* Instructions for the task
Locate every line that holds the string "Excel" and copy it.

-- Start of Given entries --

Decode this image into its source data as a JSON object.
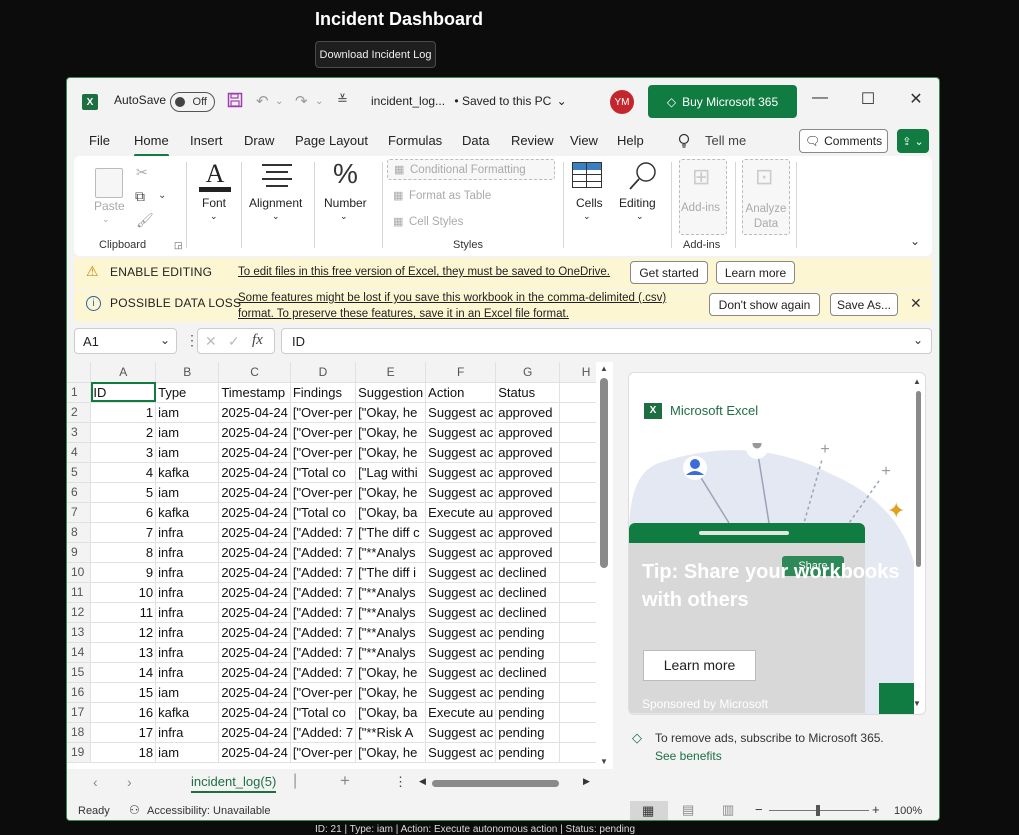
{
  "page": {
    "title": "Incident Dashboard",
    "download_label": "Download Incident Log",
    "footer_text": "ID: 21 | Type: iam | Action: Execute autonomous action | Status: pending"
  },
  "window": {
    "autosave_label": "AutoSave",
    "autosave_state": "Off",
    "filename": "incident_log...",
    "save_status": "• Saved to this PC",
    "user_initials": "YM",
    "buy_label": "Buy Microsoft 365"
  },
  "menu": {
    "items": [
      "File",
      "Home",
      "Insert",
      "Draw",
      "Page Layout",
      "Formulas",
      "Data",
      "Review",
      "View",
      "Help"
    ],
    "tell_me": "Tell me",
    "comments_label": "Comments"
  },
  "ribbon": {
    "paste": "Paste",
    "clipboard": "Clipboard",
    "font": "Font",
    "alignment": "Alignment",
    "number": "Number",
    "conditional_formatting": "Conditional Formatting",
    "format_as_table": "Format as Table",
    "cell_styles": "Cell Styles",
    "styles": "Styles",
    "cells": "Cells",
    "editing": "Editing",
    "add_ins": "Add-ins",
    "add_ins_group": "Add-ins",
    "analyze_data": "Analyze Data"
  },
  "notices": {
    "editing": {
      "label": "ENABLE EDITING",
      "message": "To edit files in this free version of Excel, they must be saved to OneDrive.",
      "btn1": "Get started",
      "btn2": "Learn more"
    },
    "dataloss": {
      "label": "POSSIBLE DATA LOSS",
      "message": "Some features might be lost if you save this workbook in the comma-delimited (.csv) format. To preserve these features, save it in an Excel file format.",
      "btn1": "Don't show again",
      "btn2": "Save As..."
    }
  },
  "formula_bar": {
    "cell_ref": "A1",
    "value": "ID"
  },
  "sheet": {
    "columns": [
      "A",
      "B",
      "C",
      "D",
      "E",
      "F",
      "G",
      "H"
    ],
    "header_row": [
      "ID",
      "Type",
      "Timestamp",
      "Findings",
      "Suggestion",
      "Action",
      "Status",
      ""
    ],
    "rows": [
      [
        "1",
        "iam",
        "2025-04-24",
        "[\"Over-per",
        "[\"Okay, he",
        "Suggest ac",
        "approved"
      ],
      [
        "2",
        "iam",
        "2025-04-24",
        "[\"Over-per",
        "[\"Okay, he",
        "Suggest ac",
        "approved"
      ],
      [
        "3",
        "iam",
        "2025-04-24",
        "[\"Over-per",
        "[\"Okay, he",
        "Suggest ac",
        "approved"
      ],
      [
        "4",
        "kafka",
        "2025-04-24",
        "[\"Total co",
        "[\"Lag withi",
        "Suggest ac",
        "approved"
      ],
      [
        "5",
        "iam",
        "2025-04-24",
        "[\"Over-per",
        "[\"Okay, he",
        "Suggest ac",
        "approved"
      ],
      [
        "6",
        "kafka",
        "2025-04-24",
        "[\"Total co",
        "[\"Okay, ba",
        "Execute au",
        "approved"
      ],
      [
        "7",
        "infra",
        "2025-04-24",
        "[\"Added: 7",
        "[\"The diff c",
        "Suggest ac",
        "approved"
      ],
      [
        "8",
        "infra",
        "2025-04-24",
        "[\"Added: 7",
        "[\"**Analys",
        "Suggest ac",
        "approved"
      ],
      [
        "9",
        "infra",
        "2025-04-24",
        "[\"Added: 7",
        "[\"The diff i",
        "Suggest ac",
        "declined"
      ],
      [
        "10",
        "infra",
        "2025-04-24",
        "[\"Added: 7",
        "[\"**Analys",
        "Suggest ac",
        "declined"
      ],
      [
        "11",
        "infra",
        "2025-04-24",
        "[\"Added: 7",
        "[\"**Analys",
        "Suggest ac",
        "declined"
      ],
      [
        "12",
        "infra",
        "2025-04-24",
        "[\"Added: 7",
        "[\"**Analys",
        "Suggest ac",
        "pending"
      ],
      [
        "13",
        "infra",
        "2025-04-24",
        "[\"Added: 7",
        "[\"**Analys",
        "Suggest ac",
        "pending"
      ],
      [
        "14",
        "infra",
        "2025-04-24",
        "[\"Added: 7",
        "[\"Okay, he",
        "Suggest ac",
        "declined"
      ],
      [
        "15",
        "iam",
        "2025-04-24",
        "[\"Over-per",
        "[\"Okay, he",
        "Suggest ac",
        "pending"
      ],
      [
        "16",
        "kafka",
        "2025-04-24",
        "[\"Total co",
        "[\"Okay, ba",
        "Execute au",
        "pending"
      ],
      [
        "17",
        "infra",
        "2025-04-24",
        "[\"Added: 7",
        "[\"**Risk A",
        "Suggest ac",
        "pending"
      ],
      [
        "18",
        "iam",
        "2025-04-24",
        "[\"Over-per",
        "[\"Okay, he",
        "Suggest ac",
        "pending"
      ]
    ]
  },
  "ad": {
    "brand": "Microsoft Excel",
    "tip": "Tip: Share your workbooks with others",
    "learn_more": "Learn more",
    "sponsored": "Sponsored by Microsoft",
    "share_chip": "Share",
    "remove_ads": "To remove ads, subscribe to Microsoft 365.",
    "see_benefits": "See benefits"
  },
  "sheet_tab": "incident_log(5)",
  "status": {
    "ready": "Ready",
    "accessibility": "Accessibility: Unavailable",
    "zoom": "100%"
  },
  "colors": {
    "brand_green": "#107c41",
    "notice_bg": "#fdf6d3",
    "avatar_red": "#c4262e"
  }
}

-- End of Given entries --

* Task output
      "message": "To edit files in this free version of Excel, they must be saved to OneDrive.",
      "message": "Some features might be lost if you save this workbook in the comma-delimited (.csv) format. To preserve these features, save it in an Excel file format.",
    "brand": "Microsoft Excel",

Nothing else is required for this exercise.